* _The problem_
All of the material below is to be retyped exactly.

--- Start Given entries ---

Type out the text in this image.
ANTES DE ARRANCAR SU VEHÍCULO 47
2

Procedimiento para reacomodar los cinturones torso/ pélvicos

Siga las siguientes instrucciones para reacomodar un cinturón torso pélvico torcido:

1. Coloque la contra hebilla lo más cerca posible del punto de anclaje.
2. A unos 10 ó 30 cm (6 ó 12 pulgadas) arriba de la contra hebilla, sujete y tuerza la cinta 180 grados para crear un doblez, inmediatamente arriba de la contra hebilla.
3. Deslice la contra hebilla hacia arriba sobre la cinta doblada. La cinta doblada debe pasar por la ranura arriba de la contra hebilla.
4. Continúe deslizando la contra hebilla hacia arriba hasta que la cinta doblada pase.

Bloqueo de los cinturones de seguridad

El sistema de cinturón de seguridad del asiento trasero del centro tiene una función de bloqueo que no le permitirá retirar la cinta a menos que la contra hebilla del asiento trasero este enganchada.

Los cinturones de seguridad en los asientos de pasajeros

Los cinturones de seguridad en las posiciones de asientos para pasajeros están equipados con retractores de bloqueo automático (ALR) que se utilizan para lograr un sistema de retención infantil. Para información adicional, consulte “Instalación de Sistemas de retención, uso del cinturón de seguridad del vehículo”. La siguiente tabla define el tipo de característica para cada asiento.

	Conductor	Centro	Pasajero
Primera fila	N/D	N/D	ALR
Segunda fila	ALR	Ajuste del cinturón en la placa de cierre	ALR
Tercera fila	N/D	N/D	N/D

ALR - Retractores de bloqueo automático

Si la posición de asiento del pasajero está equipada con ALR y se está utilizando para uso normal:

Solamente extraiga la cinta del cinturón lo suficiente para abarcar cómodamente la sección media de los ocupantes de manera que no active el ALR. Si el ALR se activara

--- End Given entries ---

* _Output for this exercise_
Type out the text in this image.
ANTES DE ARRANCAR SU VEHÍCULO 47
2

Procedimiento para reacomodar los cinturones torso/ pélvicos

Siga las siguientes instrucciones para reacomodar un cinturón torso pélvico torcido:

1. Coloque la contra hebilla lo más cerca posible del punto de anclaje.
2. A unos 10 ó 30 cm (6 ó 12 pulgadas) arriba de la contra hebilla, sujete y tuerza la cinta 180 grados para crear un doblez, inmediatamente arriba de la contra hebilla.
3. Deslice la contra hebilla hacia arriba sobre la cinta doblada. La cinta doblada debe pasar por la ranura arriba de la contra hebilla.
4. Continúe deslizando la contra hebilla hacia arriba hasta que la cinta doblada pase.

Bloqueo de los cinturones de seguridad

El sistema de cinturón de seguridad del asiento trasero del centro tiene una función de bloqueo que no le permitirá retirar la cinta a menos que la contra hebilla del asiento trasero este enganchada.

Los cinturones de seguridad en los asientos de pasajeros

Los cinturones de seguridad en las posiciones de asientos para pasajeros están equipados con retractores de bloqueo automático (ALR) que se utilizan para lograr un sistema de retención infantil. Para información adicional, consulte “Instalación de Sistemas de retención, uso del cinturón de seguridad del vehículo”. La siguiente tabla define el tipo de característica para cada asiento.

	Conductor	Centro	Pasajero
Primera fila	N/D	N/D	ALR
Segunda fila	ALR	Ajuste del cinturón en la placa de cierre	ALR
Tercera fila	N/D	N/D	N/D

ALR - Retractores de bloqueo automático

Si la posición de asiento del pasajero está equipada con ALR y se está utilizando para uso normal:

Solamente extraiga la cinta del cinturón lo suficiente para abarcar cómodamente la sección media de los ocupantes de manera que no active el ALR. Si el ALR se activara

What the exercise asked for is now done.